Exercise task: From the listing below, extract each entry exactly as written, minus the images.

Material for the task:
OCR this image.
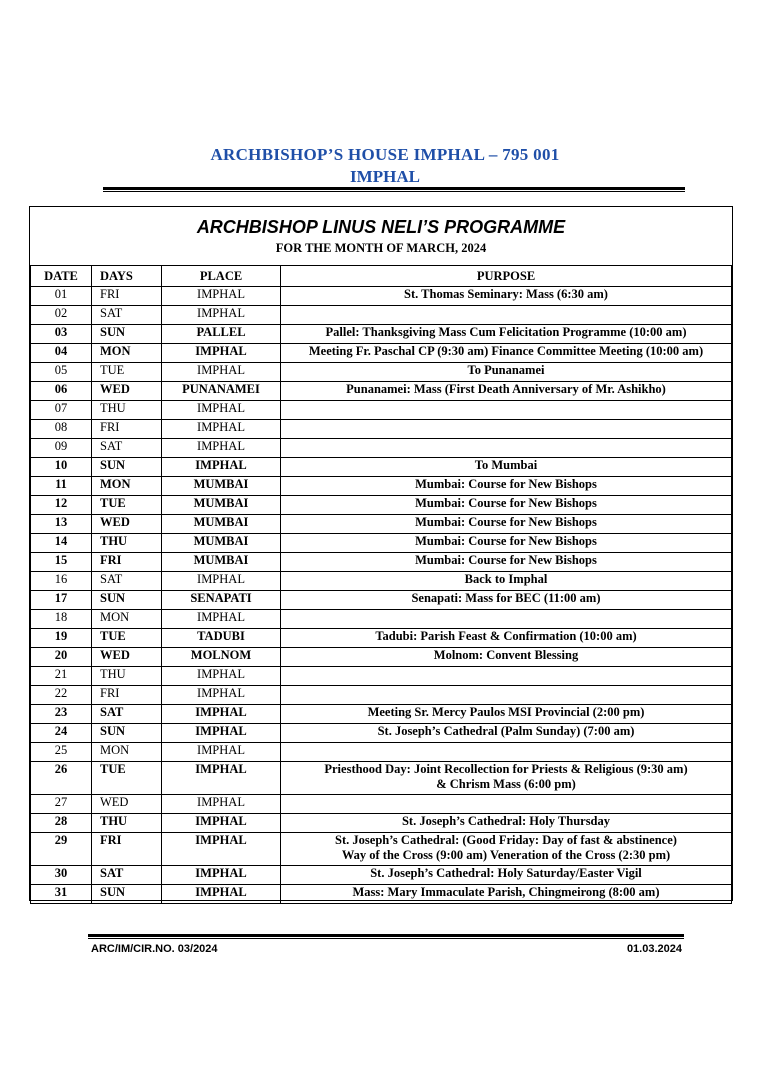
ARCHBISHOP’S HOUSE IMPHAL – 795 001
IMPHAL
ARCHBISHOP LINUS NELI’S PROGRAMME
FOR THE MONTH OF MARCH, 2024
DATE	DAYS	PLACE	PURPOSE
01	FRI	IMPHAL	St. Thomas Seminary: Mass (6:30 am)

02	SAT	IMPHAL	

03	SUN	PALLEL	Pallel: Thanksgiving Mass Cum Felicitation Programme (10:00 am)

04	MON	IMPHAL	Meeting Fr. Paschal CP (9:30 am) Finance Committee Meeting (10:00 am)

05	TUE	IMPHAL	To Punanamei

06	WED	PUNANAMEI	Punanamei: Mass (First Death Anniversary of Mr. Ashikho)

07	THU	IMPHAL	

08	FRI	IMPHAL	

09	SAT	IMPHAL	

10	SUN	IMPHAL	To Mumbai

11	MON	MUMBAI	Mumbai: Course for New Bishops

12	TUE	MUMBAI	Mumbai: Course for New Bishops

13	WED	MUMBAI	Mumbai: Course for New Bishops

14	THU	MUMBAI	Mumbai: Course for New Bishops

15	FRI	MUMBAI	Mumbai: Course for New Bishops

16	SAT	IMPHAL	Back to Imphal

17	SUN	SENAPATI	Senapati: Mass for BEC (11:00 am)

18	MON	IMPHAL	

19	TUE	TADUBI	Tadubi: Parish Feast & Confirmation (10:00 am)

20	WED	MOLNOM	Molnom: Convent Blessing

21	THU	IMPHAL	

22	FRI	IMPHAL	

23	SAT	IMPHAL	Meeting Sr. Mercy Paulos MSI Provincial (2:00 pm)

24	SUN	IMPHAL	St. Joseph’s Cathedral (Palm Sunday) (7:00 am)

25	MON	IMPHAL	

26	TUE	IMPHAL	Priesthood Day: Joint Recollection for Priests & Religious (9:30 am)
& Chrism Mass (6:00 pm)

27	WED	IMPHAL	

28	THU	IMPHAL	St. Joseph’s Cathedral: Holy Thursday

29	FRI	IMPHAL	St. Joseph’s Cathedral: (Good Friday: Day of fast & abstinence)
Way of the Cross (9:00 am) Veneration of the Cross (2:30 pm)

30	SAT	IMPHAL	St. Joseph’s Cathedral: Holy Saturday/Easter Vigil

31	SUN	IMPHAL	Mass: Mary Immaculate Parish, Chingmeirong (8:00 am)
ARC/IM/CIR.NO. 03/2024	01.03.2024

The reply:
OCR this image.
ARCHBISHOP’S HOUSE IMPHAL – 795 001
IMPHAL
ARCHBISHOP LINUS NELI’S PROGRAMME
FOR THE MONTH OF MARCH, 2024
DATE	DAYS	PLACE	PURPOSE
01	FRI	IMPHAL	St. Thomas Seminary: Mass (6:30 am)

02	SAT	IMPHAL	

03	SUN	PALLEL	Pallel: Thanksgiving Mass Cum Felicitation Programme (10:00 am)

04	MON	IMPHAL	Meeting Fr. Paschal CP (9:30 am) Finance Committee Meeting (10:00 am)

05	TUE	IMPHAL	To Punanamei

06	WED	PUNANAMEI	Punanamei: Mass (First Death Anniversary of Mr. Ashikho)

07	THU	IMPHAL	

08	FRI	IMPHAL	

09	SAT	IMPHAL	

10	SUN	IMPHAL	To Mumbai

11	MON	MUMBAI	Mumbai: Course for New Bishops

12	TUE	MUMBAI	Mumbai: Course for New Bishops

13	WED	MUMBAI	Mumbai: Course for New Bishops

14	THU	MUMBAI	Mumbai: Course for New Bishops

15	FRI	MUMBAI	Mumbai: Course for New Bishops

16	SAT	IMPHAL	Back to Imphal

17	SUN	SENAPATI	Senapati: Mass for BEC (11:00 am)

18	MON	IMPHAL	

19	TUE	TADUBI	Tadubi: Parish Feast & Confirmation (10:00 am)

20	WED	MOLNOM	Molnom: Convent Blessing

21	THU	IMPHAL	

22	FRI	IMPHAL	

23	SAT	IMPHAL	Meeting Sr. Mercy Paulos MSI Provincial (2:00 pm)

24	SUN	IMPHAL	St. Joseph’s Cathedral (Palm Sunday) (7:00 am)

25	MON	IMPHAL	

26	TUE	IMPHAL	Priesthood Day: Joint Recollection for Priests & Religious (9:30 am)
& Chrism Mass (6:00 pm)

27	WED	IMPHAL	

28	THU	IMPHAL	St. Joseph’s Cathedral: Holy Thursday

29	FRI	IMPHAL	St. Joseph’s Cathedral: (Good Friday: Day of fast & abstinence)
Way of the Cross (9:00 am) Veneration of the Cross (2:30 pm)

30	SAT	IMPHAL	St. Joseph’s Cathedral: Holy Saturday/Easter Vigil

31	SUN	IMPHAL	Mass: Mary Immaculate Parish, Chingmeirong (8:00 am)
ARC/IM/CIR.NO. 03/2024	01.03.2024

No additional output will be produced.